◆ What the task asks
Please find all lines in the data that hold the string "микроорганизмов" and copy them.

(Saved data entries)
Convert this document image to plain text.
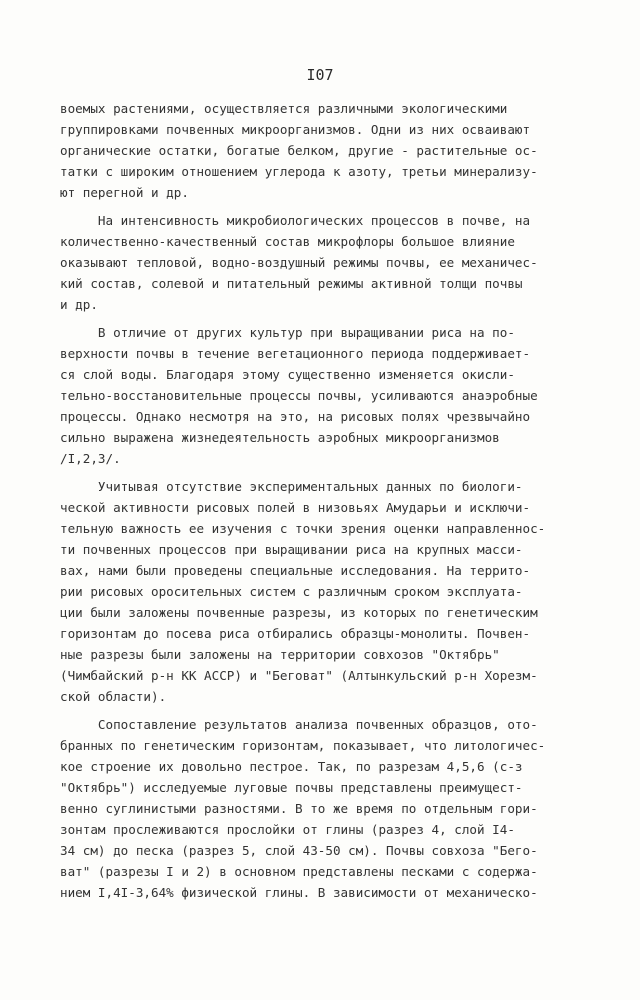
I07
воемых растениями, осуществляется различными экологическими
группировками почвенных микроорганизмов. Одни из них осваивают
органические остатки, богатые белком, другие - растительные ос-
татки с широким отношением углерода к азоту, третьи минерализу-
ют перегной и др.
На интенсивность микробиологических процессов в почве, на
количественно-качественный состав микрофлоры большое влияние
оказывают тепловой, водно-воздушный режимы почвы, ее механичес-
кий состав, солевой и питательный режимы активной толщи почвы
и др.
В отличие от других культур при выращивании риса на по-
верхности почвы в течение вегетационного периода поддерживает-
ся слой воды. Благодаря этому существенно изменяется окисли-
тельно-восстановительные процессы почвы, усиливаются анаэробные
процессы. Однако несмотря на это, на рисовых полях чрезвычайно
сильно выражена жизнедеятельность аэробных микроорганизмов
/I,2,3/.
Учитывая отсутствие экспериментальных данных по биологи-
ческой активности рисовых полей в низовьях Амударьи и исключи-
тельную важность ее изучения с точки зрения оценки направленнос-
ти почвенных процессов при выращивании риса на крупных масси-
вах, нами были проведены специальные исследования. На террито-
рии рисовых оросительных систем с различным сроком эксплуата-
ции были заложены почвенные разрезы, из которых по генетическим
горизонтам до посева риса отбирались образцы-монолиты. Почвен-
ные разрезы были заложены на территории совхозов "Октябрь"
(Чимбайский р-н КК АССР) и "Беговат" (Алтынкульский р-н Хорезм-
ской области).
Сопоставление результатов анализа почвенных образцов, ото-
бранных по генетическим горизонтам, показывает, что литологичес-
кое строение их довольно пестрое. Так, по разрезам 4,5,6 (с-з
"Октябрь") исследуемые луговые почвы представлены преимущест-
венно суглинистыми разностями. В то же время по отдельным гори-
зонтам прослеживаются прослойки от глины (разрез 4, слой I4-
34 см) до песка (разрез 5, слой 43-50 см). Почвы совхоза "Бего-
ват" (разрезы I и 2) в основном представлены песками с содержа-
нием I,4I-3,64% физической глины. В зависимости от механическо-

◆ Written reply
группировками почвенных микроорганизмов. Одни из них осваивают
сильно выражена жизнедеятельность аэробных микроорганизмов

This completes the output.